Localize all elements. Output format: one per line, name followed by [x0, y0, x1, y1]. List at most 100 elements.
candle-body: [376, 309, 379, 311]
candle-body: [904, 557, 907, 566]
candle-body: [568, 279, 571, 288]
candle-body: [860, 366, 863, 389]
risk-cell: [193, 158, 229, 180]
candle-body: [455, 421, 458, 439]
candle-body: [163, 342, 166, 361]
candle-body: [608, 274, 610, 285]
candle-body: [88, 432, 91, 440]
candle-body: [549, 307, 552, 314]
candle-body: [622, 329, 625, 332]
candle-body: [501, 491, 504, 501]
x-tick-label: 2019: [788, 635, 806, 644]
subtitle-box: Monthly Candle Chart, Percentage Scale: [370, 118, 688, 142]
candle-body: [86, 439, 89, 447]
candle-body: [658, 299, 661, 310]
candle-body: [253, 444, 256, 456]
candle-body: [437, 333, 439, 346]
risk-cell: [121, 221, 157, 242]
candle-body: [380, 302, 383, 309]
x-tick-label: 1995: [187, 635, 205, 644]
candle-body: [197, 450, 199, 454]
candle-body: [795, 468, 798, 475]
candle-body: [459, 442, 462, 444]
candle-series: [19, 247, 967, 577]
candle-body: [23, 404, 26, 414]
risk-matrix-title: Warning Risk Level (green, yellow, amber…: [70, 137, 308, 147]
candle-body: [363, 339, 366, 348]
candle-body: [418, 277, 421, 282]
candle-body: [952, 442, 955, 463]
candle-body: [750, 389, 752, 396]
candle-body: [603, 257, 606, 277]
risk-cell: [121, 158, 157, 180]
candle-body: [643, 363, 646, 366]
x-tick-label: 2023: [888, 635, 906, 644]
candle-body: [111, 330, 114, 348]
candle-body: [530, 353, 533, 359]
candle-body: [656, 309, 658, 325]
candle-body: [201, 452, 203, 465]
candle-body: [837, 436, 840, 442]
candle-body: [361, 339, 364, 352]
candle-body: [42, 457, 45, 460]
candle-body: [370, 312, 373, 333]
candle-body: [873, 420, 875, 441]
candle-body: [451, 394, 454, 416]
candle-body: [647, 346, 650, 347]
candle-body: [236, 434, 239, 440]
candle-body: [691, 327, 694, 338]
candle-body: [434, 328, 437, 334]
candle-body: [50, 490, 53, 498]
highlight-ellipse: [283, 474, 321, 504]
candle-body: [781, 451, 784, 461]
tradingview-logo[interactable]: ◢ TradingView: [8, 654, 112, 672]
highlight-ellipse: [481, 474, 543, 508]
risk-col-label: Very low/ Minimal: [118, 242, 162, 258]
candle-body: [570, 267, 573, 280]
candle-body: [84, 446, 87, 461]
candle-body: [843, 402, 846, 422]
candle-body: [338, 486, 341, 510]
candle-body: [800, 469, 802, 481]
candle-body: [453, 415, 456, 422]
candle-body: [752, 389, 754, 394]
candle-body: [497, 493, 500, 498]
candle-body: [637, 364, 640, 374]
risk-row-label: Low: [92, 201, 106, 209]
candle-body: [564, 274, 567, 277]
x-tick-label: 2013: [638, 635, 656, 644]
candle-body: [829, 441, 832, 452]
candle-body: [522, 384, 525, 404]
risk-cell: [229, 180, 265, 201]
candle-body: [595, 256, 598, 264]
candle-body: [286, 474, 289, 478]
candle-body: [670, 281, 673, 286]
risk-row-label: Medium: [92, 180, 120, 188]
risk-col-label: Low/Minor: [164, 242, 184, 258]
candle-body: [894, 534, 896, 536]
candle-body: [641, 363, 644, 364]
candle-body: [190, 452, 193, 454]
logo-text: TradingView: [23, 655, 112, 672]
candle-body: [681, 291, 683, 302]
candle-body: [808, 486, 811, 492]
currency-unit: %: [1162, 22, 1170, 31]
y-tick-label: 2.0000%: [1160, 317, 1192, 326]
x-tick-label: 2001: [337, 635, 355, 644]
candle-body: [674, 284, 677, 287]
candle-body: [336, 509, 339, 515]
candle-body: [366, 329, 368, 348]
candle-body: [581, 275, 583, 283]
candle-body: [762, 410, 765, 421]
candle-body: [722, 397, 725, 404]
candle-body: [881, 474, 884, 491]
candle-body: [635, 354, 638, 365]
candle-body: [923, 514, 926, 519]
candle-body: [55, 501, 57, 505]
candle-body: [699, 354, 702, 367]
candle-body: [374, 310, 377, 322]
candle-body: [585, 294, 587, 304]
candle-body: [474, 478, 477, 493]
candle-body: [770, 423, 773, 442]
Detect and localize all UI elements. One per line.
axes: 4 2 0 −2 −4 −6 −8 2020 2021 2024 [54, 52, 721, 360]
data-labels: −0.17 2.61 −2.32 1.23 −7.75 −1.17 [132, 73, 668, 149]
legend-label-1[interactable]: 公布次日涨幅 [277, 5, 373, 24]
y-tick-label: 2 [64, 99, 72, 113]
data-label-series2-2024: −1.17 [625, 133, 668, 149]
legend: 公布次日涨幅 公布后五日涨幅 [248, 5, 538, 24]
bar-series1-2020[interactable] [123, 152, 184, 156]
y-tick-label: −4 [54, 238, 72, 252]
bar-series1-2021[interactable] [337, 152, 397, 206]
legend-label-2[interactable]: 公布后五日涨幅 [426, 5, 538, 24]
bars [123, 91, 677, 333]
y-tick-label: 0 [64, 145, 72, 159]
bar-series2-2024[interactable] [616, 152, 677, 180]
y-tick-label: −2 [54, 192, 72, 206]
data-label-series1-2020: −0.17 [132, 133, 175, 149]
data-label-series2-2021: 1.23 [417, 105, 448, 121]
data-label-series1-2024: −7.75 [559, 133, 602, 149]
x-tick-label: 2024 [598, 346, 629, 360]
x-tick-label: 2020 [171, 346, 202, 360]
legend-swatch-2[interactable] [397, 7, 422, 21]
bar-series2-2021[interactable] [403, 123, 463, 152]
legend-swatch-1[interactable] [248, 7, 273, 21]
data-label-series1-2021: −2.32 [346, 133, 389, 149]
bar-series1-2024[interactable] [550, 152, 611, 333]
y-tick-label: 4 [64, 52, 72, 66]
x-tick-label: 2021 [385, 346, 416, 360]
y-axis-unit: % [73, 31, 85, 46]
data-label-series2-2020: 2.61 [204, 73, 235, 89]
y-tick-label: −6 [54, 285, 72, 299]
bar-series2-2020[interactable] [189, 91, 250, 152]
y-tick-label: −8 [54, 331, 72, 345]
== == ==
- [Problem]: Reproduce the records from their first line through the line containing "candle-body: [860, 366, 863, 389]", switching "Localize" to "Locate" and keeping everything else the same. Give only those lines.

- [Task solution]:
Locate all elements. Output format: one per line, name followed by [x0, y0, x1, y1]. List at most 100 elements.
candle-body: [376, 309, 379, 311]
candle-body: [904, 557, 907, 566]
candle-body: [568, 279, 571, 288]
candle-body: [860, 366, 863, 389]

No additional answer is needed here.